**Task inputs:**

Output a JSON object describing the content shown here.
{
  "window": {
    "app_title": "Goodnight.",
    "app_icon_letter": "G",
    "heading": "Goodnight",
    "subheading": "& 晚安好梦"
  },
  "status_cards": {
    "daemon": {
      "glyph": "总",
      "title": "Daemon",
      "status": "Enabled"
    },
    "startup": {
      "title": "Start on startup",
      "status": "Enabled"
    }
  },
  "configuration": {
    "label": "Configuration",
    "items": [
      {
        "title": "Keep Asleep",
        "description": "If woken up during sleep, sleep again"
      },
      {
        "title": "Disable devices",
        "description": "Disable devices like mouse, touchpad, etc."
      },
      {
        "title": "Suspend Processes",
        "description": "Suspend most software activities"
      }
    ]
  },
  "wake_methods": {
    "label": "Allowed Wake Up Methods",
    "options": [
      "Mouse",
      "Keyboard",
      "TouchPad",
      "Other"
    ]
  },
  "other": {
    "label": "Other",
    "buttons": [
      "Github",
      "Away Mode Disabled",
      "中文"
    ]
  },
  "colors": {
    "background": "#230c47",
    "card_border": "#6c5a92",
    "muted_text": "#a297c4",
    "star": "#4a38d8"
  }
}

**What is expected:**
Copy out every line of the listing that contains the string "Goodnight".

**Solution for this problem:**
    "app_title": "Goodnight.",
    "heading": "Goodnight",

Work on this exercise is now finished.